* **Stated task**: Repeat the material exactly as it appears.
--------------------------------------------------
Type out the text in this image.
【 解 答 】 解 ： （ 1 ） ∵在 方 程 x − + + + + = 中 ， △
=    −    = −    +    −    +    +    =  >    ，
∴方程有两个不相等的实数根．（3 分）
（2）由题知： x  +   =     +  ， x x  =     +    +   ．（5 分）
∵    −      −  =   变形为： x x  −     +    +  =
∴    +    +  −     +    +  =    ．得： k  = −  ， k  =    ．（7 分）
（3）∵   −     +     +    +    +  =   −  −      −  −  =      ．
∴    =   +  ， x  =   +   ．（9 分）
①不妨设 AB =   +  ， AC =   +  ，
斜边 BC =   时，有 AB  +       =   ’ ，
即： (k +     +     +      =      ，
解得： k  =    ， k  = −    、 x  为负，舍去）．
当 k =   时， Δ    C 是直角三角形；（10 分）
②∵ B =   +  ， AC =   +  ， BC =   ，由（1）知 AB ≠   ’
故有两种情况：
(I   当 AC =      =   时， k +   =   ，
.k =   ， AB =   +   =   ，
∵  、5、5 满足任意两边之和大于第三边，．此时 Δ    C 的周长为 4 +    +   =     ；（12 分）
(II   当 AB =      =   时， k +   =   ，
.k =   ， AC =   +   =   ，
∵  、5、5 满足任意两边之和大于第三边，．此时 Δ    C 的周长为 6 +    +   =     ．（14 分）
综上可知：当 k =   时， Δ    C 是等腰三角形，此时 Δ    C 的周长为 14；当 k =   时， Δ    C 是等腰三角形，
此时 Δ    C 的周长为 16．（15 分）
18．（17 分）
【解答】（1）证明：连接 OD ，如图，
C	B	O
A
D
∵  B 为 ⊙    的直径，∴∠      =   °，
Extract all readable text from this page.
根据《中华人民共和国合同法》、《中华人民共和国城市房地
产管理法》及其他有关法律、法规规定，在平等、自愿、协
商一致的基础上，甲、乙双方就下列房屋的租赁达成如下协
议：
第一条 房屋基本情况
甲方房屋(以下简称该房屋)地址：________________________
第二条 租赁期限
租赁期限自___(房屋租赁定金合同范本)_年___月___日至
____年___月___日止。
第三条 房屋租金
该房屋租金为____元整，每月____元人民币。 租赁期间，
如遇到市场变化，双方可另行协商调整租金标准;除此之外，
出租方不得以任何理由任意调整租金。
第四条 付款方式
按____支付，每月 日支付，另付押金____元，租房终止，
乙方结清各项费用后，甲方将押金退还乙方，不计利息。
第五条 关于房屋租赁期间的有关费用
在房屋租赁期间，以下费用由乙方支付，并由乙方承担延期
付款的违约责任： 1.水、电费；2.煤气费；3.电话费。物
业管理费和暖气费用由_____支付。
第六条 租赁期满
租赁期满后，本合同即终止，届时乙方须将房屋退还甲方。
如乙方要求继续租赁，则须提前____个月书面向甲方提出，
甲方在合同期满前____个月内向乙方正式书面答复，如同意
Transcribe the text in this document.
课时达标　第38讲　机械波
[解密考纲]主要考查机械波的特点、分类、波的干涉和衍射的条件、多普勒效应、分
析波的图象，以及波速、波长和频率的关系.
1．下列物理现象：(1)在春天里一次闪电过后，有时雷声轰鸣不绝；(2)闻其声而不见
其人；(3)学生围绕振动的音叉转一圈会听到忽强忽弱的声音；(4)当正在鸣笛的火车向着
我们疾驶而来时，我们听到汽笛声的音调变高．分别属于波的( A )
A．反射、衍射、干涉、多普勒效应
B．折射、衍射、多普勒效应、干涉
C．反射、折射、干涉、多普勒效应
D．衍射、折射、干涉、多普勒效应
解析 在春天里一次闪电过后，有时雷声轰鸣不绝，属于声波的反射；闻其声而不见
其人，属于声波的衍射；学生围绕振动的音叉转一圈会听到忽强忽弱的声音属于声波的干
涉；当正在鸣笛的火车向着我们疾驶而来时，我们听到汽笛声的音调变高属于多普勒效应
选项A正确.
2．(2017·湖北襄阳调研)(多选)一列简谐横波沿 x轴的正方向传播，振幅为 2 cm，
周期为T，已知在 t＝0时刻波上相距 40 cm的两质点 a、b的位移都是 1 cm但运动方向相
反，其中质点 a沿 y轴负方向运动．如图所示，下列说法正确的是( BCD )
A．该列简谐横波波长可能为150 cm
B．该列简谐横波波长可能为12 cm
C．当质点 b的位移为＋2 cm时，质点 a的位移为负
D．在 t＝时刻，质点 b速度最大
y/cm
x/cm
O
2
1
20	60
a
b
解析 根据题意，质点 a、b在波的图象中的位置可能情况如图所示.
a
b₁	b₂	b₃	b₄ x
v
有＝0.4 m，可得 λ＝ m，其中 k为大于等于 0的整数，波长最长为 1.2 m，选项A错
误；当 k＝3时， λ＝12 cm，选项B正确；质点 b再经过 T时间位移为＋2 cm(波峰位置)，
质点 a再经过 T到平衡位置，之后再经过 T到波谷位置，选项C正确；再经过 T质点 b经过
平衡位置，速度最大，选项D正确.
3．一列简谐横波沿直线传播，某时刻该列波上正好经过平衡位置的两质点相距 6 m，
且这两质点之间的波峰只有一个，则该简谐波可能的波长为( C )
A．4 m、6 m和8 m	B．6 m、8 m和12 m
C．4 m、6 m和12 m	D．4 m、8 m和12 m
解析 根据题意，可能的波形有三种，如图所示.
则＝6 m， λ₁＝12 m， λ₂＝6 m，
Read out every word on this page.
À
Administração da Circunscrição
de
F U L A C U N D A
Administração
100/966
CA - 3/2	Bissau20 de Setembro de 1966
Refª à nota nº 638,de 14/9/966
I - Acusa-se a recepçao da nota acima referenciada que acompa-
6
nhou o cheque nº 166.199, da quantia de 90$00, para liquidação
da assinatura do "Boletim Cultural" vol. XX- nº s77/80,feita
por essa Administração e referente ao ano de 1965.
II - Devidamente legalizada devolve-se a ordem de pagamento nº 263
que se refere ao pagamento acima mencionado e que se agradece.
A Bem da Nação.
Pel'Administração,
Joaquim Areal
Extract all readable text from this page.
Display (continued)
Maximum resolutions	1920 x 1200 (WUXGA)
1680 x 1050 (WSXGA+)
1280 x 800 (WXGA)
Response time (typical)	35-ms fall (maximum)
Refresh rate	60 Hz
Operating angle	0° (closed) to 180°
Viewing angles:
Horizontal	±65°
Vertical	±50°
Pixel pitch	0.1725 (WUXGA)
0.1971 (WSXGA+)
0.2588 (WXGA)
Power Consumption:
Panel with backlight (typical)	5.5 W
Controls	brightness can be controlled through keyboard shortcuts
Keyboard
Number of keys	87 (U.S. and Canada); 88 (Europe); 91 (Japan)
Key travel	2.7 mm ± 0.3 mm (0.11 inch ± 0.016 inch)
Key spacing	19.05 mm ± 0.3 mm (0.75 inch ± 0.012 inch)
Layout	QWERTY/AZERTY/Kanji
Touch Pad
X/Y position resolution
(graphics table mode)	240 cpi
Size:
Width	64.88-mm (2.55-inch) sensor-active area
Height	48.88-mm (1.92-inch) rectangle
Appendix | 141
--------------------------------------------------
* **Written solution**:
Type out the text in this image.
【 解 答 】 解 ： （ 1 ） ∵在 方 程 x − + + + + = 中 ， △
=    −    = −    +    −    +    +    =  >    ，
∴方程有两个不相等的实数根．（3 分）
（2）由题知： x  +   =     +  ， x x  =     +    +   ．（5 分）
∵    −      −  =   变形为： x x  −     +    +  =
∴    +    +  −     +    +  =    ．得： k  = −  ， k  =    ．（7 分）
（3）∵   −     +     +    +    +  =   −  −      −  −  =      ．
∴    =   +  ， x  =   +   ．（9 分）
①不妨设 AB =   +  ， AC =   +  ，
斜边 BC =   时，有 AB  +       =   ’ ，
即： (k +     +     +      =      ，
解得： k  =    ， k  = −    、 x  为负，舍去）．
当 k =   时， Δ    C 是直角三角形；（10 分）
②∵ B =   +  ， AC =   +  ， BC =   ，由（1）知 AB ≠   ’
故有两种情况：
(I   当 AC =      =   时， k +   =   ，
.k =   ， AB =   +   =   ，
∵  、5、5 满足任意两边之和大于第三边，．此时 Δ    C 的周长为 4 +    +   =     ；（12 分）
(II   当 AB =      =   时， k +   =   ，
.k =   ， AC =   +   =   ，
∵  、5、5 满足任意两边之和大于第三边，．此时 Δ    C 的周长为 6 +    +   =     ．（14 分）
综上可知：当 k =   时， Δ    C 是等腰三角形，此时 Δ    C 的周长为 14；当 k =   时， Δ    C 是等腰三角形，
此时 Δ    C 的周长为 16．（15 分）
18．（17 分）
【解答】（1）证明：连接 OD ，如图，
C	B	O
A
D
∵  B 为 ⊙    的直径，∴∠      =   °，
Extract all readable text from this page.
根据《中华人民共和国合同法》、《中华人民共和国城市房地
产管理法》及其他有关法律、法规规定，在平等、自愿、协
商一致的基础上，甲、乙双方就下列房屋的租赁达成如下协
议：
第一条 房屋基本情况
甲方房屋(以下简称该房屋)地址：________________________
第二条 租赁期限
租赁期限自___(房屋租赁定金合同范本)_年___月___日至
____年___月___日止。
第三条 房屋租金
该房屋租金为____元整，每月____元人民币。 租赁期间，
如遇到市场变化，双方可另行协商调整租金标准;除此之外，
出租方不得以任何理由任意调整租金。
第四条 付款方式
按____支付，每月 日支付，另付押金____元，租房终止，
乙方结清各项费用后，甲方将押金退还乙方，不计利息。
第五条 关于房屋租赁期间的有关费用
在房屋租赁期间，以下费用由乙方支付，并由乙方承担延期
付款的违约责任： 1.水、电费；2.煤气费；3.电话费。物
业管理费和暖气费用由_____支付。
第六条 租赁期满
租赁期满后，本合同即终止，届时乙方须将房屋退还甲方。
如乙方要求继续租赁，则须提前____个月书面向甲方提出，
甲方在合同期满前____个月内向乙方正式书面答复，如同意
Transcribe the text in this document.
课时达标　第38讲　机械波
[解密考纲]主要考查机械波的特点、分类、波的干涉和衍射的条件、多普勒效应、分
析波的图象，以及波速、波长和频率的关系.
1．下列物理现象：(1)在春天里一次闪电过后，有时雷声轰鸣不绝；(2)闻其声而不见
其人；(3)学生围绕振动的音叉转一圈会听到忽强忽弱的声音；(4)当正在鸣笛的火车向着
我们疾驶而来时，我们听到汽笛声的音调变高．分别属于波的( A )
A．反射、衍射、干涉、多普勒效应
B．折射、衍射、多普勒效应、干涉
C．反射、折射、干涉、多普勒效应
D．衍射、折射、干涉、多普勒效应
解析 在春天里一次闪电过后，有时雷声轰鸣不绝，属于声波的反射；闻其声而不见
其人，属于声波的衍射；学生围绕振动的音叉转一圈会听到忽强忽弱的声音属于声波的干
涉；当正在鸣笛的火车向着我们疾驶而来时，我们听到汽笛声的音调变高属于多普勒效应
选项A正确.
2．(2017·湖北襄阳调研)(多选)一列简谐横波沿 x轴的正方向传播，振幅为 2 cm，
周期为T，已知在 t＝0时刻波上相距 40 cm的两质点 a、b的位移都是 1 cm但运动方向相
反，其中质点 a沿 y轴负方向运动．如图所示，下列说法正确的是( BCD )
A．该列简谐横波波长可能为150 cm
B．该列简谐横波波长可能为12 cm
C．当质点 b的位移为＋2 cm时，质点 a的位移为负
D．在 t＝时刻，质点 b速度最大
y/cm
x/cm
O
2
1
20	60
a
b
解析 根据题意，质点 a、b在波的图象中的位置可能情况如图所示.
a
b₁	b₂	b₃	b₄ x
v
有＝0.4 m，可得 λ＝ m，其中 k为大于等于 0的整数，波长最长为 1.2 m，选项A错
误；当 k＝3时， λ＝12 cm，选项B正确；质点 b再经过 T时间位移为＋2 cm(波峰位置)，
质点 a再经过 T到平衡位置，之后再经过 T到波谷位置，选项C正确；再经过 T质点 b经过
平衡位置，速度最大，选项D正确.
3．一列简谐横波沿直线传播，某时刻该列波上正好经过平衡位置的两质点相距 6 m，
且这两质点之间的波峰只有一个，则该简谐波可能的波长为( C )
A．4 m、6 m和8 m	B．6 m、8 m和12 m
C．4 m、6 m和12 m	D．4 m、8 m和12 m
解析 根据题意，可能的波形有三种，如图所示.
则＝6 m， λ₁＝12 m， λ₂＝6 m，
Read out every word on this page.
À
Administração da Circunscrição
de
F U L A C U N D A
Administração
100/966
CA - 3/2	Bissau20 de Setembro de 1966
Refª à nota nº 638,de 14/9/966
I - Acusa-se a recepçao da nota acima referenciada que acompa-
6
nhou o cheque nº 166.199, da quantia de 90$00, para liquidação
da assinatura do "Boletim Cultural" vol. XX- nº s77/80,feita
por essa Administração e referente ao ano de 1965.
II - Devidamente legalizada devolve-se a ordem de pagamento nº 263
que se refere ao pagamento acima mencionado e que se agradece.
A Bem da Nação.
Pel'Administração,
Joaquim Areal
Extract all readable text from this page.
Display (continued)
Maximum resolutions	1920 x 1200 (WUXGA)
1680 x 1050 (WSXGA+)
1280 x 800 (WXGA)
Response time (typical)	35-ms fall (maximum)
Refresh rate	60 Hz
Operating angle	0° (closed) to 180°
Viewing angles:
Horizontal	±65°
Vertical	±50°
Pixel pitch	0.1725 (WUXGA)
0.1971 (WSXGA+)
0.2588 (WXGA)
Power Consumption:
Panel with backlight (typical)	5.5 W
Controls	brightness can be controlled through keyboard shortcuts
Keyboard
Number of keys	87 (U.S. and Canada); 88 (Europe); 91 (Japan)
Key travel	2.7 mm ± 0.3 mm (0.11 inch ± 0.016 inch)
Key spacing	19.05 mm ± 0.3 mm (0.75 inch ± 0.012 inch)
Layout	QWERTY/AZERTY/Kanji
Touch Pad
X/Y position resolution
(graphics table mode)	240 cpi
Size:
Width	64.88-mm (2.55-inch) sensor-active area
Height	48.88-mm (1.92-inch) rectangle
Appendix | 141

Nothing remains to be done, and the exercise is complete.